# LISTED ENTRIES:
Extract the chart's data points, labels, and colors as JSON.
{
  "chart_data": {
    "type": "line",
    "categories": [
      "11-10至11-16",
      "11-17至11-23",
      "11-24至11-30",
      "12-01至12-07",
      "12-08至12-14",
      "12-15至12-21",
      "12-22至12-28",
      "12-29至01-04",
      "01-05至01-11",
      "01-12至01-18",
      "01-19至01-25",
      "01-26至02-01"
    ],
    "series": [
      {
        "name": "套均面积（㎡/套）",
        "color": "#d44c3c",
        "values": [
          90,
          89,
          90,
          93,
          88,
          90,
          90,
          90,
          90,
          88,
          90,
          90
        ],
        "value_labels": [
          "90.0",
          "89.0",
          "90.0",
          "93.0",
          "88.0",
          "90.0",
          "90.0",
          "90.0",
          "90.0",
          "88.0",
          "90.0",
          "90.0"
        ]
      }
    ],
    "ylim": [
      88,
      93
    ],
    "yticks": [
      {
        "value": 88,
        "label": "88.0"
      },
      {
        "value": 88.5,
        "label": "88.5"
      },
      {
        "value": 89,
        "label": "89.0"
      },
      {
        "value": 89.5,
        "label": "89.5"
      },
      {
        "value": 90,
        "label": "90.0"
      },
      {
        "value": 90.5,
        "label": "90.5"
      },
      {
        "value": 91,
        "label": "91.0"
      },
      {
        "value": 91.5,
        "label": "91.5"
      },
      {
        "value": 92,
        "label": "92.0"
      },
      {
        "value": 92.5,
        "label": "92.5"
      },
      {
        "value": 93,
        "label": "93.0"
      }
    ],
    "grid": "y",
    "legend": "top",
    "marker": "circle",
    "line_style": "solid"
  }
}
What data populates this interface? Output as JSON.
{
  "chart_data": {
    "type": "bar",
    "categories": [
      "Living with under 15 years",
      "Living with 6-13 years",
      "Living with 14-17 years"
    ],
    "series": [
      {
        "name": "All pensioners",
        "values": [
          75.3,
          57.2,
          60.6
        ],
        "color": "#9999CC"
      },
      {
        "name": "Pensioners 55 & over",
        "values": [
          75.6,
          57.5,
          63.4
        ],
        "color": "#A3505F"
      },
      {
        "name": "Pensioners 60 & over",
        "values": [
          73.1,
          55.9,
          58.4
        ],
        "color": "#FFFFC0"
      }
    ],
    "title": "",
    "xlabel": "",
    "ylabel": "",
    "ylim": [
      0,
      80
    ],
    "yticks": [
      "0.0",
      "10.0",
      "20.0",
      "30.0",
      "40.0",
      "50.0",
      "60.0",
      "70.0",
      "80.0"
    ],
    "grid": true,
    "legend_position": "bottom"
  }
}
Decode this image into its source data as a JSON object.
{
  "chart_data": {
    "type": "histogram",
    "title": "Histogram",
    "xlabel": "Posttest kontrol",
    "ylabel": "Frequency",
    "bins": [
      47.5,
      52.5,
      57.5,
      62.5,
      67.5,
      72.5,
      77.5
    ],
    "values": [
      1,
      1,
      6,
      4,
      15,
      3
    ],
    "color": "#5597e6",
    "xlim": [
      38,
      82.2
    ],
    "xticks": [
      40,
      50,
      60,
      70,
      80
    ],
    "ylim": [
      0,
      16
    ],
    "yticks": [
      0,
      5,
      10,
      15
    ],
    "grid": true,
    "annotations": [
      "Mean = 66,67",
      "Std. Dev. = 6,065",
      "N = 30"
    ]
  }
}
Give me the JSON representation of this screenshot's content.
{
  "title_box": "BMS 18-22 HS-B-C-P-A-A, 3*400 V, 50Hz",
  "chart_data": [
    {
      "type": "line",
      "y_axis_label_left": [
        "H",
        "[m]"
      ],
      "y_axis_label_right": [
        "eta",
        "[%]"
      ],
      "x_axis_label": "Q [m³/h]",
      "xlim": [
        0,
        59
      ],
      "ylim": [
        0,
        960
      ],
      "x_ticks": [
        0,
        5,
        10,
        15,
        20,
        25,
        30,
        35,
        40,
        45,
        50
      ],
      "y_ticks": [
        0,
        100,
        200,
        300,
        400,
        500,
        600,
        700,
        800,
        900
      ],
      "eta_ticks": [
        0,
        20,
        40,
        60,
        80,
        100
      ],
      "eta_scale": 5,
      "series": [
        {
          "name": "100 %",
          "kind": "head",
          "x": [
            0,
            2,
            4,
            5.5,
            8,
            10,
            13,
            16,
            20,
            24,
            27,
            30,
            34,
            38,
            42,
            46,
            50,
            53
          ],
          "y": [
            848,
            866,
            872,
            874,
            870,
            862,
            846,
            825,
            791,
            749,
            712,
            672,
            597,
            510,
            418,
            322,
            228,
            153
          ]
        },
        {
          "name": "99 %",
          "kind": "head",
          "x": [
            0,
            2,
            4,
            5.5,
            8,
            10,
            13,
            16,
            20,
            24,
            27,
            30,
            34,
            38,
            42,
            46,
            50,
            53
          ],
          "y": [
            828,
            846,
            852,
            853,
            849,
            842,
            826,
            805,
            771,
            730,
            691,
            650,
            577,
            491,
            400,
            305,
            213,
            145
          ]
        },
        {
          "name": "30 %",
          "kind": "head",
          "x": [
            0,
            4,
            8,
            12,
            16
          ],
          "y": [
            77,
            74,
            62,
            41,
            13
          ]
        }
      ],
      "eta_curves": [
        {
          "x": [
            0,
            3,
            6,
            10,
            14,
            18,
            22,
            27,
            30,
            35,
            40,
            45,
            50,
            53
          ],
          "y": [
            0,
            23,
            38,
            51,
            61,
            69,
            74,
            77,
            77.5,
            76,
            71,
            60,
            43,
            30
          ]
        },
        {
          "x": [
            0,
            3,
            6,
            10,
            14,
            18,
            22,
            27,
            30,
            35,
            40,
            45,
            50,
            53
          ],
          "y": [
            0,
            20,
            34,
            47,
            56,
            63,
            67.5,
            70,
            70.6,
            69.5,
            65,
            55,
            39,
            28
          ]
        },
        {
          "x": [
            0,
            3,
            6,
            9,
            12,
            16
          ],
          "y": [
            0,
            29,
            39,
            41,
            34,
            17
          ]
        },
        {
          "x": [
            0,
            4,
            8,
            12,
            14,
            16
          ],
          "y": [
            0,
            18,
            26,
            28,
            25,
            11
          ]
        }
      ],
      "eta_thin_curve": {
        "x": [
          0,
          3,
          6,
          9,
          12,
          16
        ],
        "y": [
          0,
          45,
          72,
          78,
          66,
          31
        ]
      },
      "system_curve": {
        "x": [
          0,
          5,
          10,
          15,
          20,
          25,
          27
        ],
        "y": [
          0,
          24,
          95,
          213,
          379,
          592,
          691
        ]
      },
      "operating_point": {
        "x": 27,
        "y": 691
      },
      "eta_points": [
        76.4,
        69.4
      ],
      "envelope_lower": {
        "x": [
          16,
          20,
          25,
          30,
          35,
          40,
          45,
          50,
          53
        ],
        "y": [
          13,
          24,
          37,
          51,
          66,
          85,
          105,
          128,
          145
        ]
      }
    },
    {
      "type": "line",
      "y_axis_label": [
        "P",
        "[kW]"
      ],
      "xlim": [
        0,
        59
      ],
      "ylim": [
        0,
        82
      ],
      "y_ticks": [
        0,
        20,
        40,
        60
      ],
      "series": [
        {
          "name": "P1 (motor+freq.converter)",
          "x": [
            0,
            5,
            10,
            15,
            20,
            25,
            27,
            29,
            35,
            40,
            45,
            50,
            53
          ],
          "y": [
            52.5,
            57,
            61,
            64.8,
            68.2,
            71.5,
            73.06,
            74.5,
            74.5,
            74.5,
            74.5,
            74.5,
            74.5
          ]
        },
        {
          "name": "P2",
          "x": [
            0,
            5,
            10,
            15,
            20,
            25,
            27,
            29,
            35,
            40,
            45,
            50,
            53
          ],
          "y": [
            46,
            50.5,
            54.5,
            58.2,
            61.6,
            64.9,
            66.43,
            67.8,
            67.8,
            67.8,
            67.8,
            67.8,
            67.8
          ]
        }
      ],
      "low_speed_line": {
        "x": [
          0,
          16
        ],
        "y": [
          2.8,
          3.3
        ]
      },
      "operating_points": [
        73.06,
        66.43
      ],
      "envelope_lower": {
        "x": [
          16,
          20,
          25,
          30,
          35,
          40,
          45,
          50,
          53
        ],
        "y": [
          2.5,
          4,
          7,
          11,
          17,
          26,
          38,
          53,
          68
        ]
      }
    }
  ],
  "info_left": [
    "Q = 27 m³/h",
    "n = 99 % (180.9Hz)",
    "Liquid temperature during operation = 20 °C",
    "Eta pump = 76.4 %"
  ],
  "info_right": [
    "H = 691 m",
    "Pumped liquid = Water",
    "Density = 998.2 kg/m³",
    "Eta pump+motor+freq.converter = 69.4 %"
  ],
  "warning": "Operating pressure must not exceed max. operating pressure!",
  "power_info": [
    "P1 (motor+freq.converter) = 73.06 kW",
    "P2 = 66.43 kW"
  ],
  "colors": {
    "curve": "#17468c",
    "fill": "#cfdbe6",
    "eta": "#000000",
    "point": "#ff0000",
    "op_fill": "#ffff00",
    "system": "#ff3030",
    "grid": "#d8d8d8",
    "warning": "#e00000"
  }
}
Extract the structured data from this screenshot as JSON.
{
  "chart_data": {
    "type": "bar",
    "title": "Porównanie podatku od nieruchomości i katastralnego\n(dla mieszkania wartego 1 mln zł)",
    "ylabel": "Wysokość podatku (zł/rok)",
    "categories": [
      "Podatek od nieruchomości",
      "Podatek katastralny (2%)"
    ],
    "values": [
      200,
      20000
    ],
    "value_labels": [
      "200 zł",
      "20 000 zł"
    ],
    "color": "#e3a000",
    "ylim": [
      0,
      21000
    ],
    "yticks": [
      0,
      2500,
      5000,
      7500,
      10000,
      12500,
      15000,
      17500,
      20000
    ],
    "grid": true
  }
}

# EXERCISE REQUIREMENTS:
Find the string "Extract" in the entries above and return each line that holds it.

# REPLY TO THE EXERCISE:
Extract the chart's data points, labels, and colors as JSON.
Extract the structured data from this screenshot as JSON.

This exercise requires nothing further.